* DESCRIPTION OF THE TASK: Print verbatim every line starting at the one that contains "Parse this screenshot: output" and ending at the final line of the records; include both endpoints.

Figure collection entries
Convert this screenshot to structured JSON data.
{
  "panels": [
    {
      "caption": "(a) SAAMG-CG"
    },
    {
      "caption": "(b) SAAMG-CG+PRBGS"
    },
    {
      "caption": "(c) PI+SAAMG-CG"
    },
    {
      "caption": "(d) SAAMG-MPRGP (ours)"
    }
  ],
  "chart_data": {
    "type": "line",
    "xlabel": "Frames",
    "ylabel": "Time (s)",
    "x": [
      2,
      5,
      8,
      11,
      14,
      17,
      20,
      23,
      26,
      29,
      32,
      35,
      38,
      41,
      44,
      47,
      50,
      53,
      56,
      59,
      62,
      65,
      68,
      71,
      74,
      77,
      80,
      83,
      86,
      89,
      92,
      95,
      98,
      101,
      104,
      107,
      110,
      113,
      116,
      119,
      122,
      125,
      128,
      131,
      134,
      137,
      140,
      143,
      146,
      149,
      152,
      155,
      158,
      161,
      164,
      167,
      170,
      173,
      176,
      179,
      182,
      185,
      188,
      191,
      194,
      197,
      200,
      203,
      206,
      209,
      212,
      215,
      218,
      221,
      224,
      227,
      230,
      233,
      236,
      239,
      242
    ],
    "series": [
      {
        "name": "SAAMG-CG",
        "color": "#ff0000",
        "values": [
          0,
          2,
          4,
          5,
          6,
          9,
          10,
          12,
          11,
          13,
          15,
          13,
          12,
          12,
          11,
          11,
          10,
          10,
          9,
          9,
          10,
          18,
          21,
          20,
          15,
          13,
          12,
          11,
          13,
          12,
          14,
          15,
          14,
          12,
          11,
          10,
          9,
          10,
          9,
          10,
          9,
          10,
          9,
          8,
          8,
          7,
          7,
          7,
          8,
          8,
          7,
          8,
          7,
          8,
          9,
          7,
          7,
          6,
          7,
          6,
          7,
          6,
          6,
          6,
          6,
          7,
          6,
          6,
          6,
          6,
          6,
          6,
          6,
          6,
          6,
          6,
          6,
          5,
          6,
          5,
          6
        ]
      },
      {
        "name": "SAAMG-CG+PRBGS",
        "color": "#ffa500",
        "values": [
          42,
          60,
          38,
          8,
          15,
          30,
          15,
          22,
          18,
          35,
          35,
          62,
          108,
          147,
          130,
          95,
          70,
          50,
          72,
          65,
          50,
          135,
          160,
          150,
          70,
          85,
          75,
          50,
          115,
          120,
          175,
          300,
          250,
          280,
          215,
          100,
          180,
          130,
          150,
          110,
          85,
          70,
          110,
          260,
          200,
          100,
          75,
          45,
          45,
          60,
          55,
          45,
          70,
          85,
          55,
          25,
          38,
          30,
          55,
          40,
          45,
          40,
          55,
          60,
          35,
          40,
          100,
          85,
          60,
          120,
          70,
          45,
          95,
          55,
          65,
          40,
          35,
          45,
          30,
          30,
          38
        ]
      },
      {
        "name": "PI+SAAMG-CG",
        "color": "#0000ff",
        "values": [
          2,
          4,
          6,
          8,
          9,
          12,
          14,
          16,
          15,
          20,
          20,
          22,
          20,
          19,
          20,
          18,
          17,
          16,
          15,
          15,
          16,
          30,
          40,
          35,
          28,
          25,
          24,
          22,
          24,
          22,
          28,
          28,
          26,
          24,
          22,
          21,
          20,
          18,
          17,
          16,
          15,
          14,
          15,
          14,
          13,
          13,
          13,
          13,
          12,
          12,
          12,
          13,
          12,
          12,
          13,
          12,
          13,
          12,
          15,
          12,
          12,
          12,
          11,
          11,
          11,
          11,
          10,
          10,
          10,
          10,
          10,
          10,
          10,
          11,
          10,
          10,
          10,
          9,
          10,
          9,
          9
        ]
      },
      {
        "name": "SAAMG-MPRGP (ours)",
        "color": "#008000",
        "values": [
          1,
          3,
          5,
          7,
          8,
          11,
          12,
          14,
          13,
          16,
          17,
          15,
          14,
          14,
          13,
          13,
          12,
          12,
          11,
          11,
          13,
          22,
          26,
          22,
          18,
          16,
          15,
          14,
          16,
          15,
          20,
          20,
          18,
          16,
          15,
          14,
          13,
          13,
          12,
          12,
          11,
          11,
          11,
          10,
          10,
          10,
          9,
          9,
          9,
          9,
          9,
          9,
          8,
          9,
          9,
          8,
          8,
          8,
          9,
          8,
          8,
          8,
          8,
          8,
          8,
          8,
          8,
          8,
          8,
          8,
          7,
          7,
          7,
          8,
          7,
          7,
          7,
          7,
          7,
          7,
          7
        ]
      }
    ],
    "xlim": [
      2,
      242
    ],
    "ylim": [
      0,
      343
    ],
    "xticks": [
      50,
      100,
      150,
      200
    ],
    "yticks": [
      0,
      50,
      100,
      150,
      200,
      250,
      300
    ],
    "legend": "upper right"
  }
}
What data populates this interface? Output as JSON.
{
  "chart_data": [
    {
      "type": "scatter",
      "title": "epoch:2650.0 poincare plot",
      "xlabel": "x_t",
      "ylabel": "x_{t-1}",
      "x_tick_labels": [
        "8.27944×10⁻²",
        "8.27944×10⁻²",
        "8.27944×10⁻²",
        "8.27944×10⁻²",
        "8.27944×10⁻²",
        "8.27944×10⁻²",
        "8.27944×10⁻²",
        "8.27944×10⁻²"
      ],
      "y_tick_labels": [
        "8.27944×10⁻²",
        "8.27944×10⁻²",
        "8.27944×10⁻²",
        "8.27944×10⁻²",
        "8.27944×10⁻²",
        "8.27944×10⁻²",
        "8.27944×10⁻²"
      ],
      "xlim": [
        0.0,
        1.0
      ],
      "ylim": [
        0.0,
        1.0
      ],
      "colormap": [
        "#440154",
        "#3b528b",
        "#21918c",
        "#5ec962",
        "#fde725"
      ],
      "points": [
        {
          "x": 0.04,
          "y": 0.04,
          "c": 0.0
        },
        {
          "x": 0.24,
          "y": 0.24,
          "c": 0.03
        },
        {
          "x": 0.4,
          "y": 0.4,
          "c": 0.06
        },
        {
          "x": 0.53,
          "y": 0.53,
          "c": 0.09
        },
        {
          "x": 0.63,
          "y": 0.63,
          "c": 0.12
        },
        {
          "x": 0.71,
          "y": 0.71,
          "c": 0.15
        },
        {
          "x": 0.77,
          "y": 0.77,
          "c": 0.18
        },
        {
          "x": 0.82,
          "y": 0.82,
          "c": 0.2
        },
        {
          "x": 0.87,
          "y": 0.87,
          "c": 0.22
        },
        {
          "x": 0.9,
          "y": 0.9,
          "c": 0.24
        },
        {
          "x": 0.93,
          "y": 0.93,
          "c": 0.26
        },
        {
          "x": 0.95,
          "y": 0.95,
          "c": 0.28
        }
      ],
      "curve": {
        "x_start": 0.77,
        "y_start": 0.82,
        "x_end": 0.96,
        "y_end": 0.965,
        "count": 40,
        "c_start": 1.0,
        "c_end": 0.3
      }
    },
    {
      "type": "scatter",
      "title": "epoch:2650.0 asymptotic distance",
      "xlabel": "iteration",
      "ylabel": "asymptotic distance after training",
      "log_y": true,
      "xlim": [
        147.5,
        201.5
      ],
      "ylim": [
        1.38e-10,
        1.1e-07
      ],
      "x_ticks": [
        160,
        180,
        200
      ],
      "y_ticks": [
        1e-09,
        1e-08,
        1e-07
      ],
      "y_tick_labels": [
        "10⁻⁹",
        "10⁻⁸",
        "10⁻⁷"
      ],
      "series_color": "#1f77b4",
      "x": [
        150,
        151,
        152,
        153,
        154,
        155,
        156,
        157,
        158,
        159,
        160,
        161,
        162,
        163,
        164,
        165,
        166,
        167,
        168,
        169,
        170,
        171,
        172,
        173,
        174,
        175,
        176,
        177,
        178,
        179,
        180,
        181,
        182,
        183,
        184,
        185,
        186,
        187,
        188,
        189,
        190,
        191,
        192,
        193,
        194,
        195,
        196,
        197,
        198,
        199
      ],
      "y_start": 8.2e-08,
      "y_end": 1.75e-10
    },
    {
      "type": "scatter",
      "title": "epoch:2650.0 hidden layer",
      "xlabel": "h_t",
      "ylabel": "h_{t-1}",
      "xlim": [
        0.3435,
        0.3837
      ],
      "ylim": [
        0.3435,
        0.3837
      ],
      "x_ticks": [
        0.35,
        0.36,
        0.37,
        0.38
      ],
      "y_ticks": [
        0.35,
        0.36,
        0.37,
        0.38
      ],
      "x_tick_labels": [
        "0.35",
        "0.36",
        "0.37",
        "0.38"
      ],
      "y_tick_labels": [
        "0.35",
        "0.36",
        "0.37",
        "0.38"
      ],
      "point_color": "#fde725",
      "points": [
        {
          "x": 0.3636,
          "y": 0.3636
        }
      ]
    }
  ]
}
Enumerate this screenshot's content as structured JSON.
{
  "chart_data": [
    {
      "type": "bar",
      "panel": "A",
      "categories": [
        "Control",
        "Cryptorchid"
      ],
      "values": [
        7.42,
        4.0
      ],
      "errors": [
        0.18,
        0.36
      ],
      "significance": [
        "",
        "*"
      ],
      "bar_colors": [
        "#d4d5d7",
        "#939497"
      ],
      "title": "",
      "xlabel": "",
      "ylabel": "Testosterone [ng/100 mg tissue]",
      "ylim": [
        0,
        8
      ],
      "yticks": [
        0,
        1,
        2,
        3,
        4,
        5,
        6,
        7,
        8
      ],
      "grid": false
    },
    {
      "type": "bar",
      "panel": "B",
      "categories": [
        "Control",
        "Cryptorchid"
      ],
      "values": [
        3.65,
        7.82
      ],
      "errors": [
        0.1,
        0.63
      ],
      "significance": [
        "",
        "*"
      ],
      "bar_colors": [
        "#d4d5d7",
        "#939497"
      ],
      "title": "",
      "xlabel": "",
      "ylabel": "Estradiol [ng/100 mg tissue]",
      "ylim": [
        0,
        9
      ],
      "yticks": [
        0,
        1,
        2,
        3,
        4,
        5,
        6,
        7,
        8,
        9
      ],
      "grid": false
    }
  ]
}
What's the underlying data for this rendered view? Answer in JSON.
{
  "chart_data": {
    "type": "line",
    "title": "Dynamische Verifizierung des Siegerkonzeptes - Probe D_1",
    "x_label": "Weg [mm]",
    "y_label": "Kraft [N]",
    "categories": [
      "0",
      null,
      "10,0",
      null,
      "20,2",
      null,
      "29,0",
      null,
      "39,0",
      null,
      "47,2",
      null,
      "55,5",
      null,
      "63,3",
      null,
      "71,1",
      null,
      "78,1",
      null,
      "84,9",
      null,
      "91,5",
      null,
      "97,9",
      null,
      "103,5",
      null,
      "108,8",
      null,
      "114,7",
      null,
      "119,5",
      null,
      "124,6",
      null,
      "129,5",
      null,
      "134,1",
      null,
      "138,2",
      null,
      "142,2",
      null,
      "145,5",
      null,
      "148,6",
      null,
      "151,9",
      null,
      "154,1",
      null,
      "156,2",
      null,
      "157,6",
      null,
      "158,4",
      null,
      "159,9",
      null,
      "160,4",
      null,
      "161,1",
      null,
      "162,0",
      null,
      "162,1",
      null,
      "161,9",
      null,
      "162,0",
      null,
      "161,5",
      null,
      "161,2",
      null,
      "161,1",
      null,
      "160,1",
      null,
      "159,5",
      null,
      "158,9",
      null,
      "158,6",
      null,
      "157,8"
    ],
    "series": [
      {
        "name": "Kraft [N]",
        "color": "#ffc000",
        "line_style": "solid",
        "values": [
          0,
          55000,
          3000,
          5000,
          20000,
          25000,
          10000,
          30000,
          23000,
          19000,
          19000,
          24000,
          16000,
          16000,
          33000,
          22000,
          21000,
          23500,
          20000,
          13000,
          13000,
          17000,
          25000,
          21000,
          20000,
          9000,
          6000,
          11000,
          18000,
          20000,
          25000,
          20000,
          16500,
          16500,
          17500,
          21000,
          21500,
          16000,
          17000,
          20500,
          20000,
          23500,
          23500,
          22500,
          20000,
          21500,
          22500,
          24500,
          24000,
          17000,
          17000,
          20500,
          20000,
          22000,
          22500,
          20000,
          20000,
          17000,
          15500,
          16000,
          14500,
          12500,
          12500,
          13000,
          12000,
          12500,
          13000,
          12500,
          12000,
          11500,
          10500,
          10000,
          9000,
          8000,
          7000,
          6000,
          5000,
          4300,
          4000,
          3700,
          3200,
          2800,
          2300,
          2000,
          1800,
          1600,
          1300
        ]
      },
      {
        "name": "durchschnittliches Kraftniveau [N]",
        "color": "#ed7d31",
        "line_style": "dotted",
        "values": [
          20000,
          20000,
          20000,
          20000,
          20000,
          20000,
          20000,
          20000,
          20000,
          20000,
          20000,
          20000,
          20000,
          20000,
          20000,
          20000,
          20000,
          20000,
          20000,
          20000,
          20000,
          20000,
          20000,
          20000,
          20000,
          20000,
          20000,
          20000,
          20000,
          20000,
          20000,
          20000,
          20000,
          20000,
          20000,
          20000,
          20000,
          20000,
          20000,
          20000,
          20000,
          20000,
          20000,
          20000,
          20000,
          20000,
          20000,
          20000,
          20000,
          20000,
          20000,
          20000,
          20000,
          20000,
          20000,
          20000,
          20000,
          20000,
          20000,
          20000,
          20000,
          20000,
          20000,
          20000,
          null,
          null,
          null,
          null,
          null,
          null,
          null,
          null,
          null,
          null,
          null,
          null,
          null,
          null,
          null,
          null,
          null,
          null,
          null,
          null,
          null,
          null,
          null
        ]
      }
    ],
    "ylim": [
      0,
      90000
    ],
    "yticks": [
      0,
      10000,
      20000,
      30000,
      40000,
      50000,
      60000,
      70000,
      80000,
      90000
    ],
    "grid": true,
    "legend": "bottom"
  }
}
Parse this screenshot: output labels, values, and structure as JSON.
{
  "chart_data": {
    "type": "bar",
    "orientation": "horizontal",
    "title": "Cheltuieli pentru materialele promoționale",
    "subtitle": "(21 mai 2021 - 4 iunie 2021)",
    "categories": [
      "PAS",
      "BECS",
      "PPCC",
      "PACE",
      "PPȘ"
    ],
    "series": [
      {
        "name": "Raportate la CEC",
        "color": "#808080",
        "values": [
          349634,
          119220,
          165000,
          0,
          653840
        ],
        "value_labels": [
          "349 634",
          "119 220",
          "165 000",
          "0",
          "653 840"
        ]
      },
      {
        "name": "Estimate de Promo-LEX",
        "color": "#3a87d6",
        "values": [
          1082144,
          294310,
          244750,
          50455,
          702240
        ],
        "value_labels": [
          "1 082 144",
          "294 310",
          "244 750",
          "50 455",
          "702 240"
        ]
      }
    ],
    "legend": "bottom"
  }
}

* FULL SOLUTION:
Parse this screenshot: output labels, values, and structure as JSON.
{
  "chart_data": {
    "type": "bar",
    "orientation": "horizontal",
    "title": "Cheltuieli pentru materialele promoționale",
    "subtitle": "(21 mai 2021 - 4 iunie 2021)",
    "categories": [
      "PAS",
      "BECS",
      "PPCC",
      "PACE",
      "PPȘ"
    ],
    "series": [
      {
        "name": "Raportate la CEC",
        "color": "#808080",
        "values": [
          349634,
          119220,
          165000,
          0,
          653840
        ],
        "value_labels": [
          "349 634",
          "119 220",
          "165 000",
          "0",
          "653 840"
        ]
      },
      {
        "name": "Estimate de Promo-LEX",
        "color": "#3a87d6",
        "values": [
          1082144,
          294310,
          244750,
          50455,
          702240
        ],
        "value_labels": [
          "1 082 144",
          "294 310",
          "244 750",
          "50 455",
          "702 240"
        ]
      }
    ],
    "legend": "bottom"
  }
}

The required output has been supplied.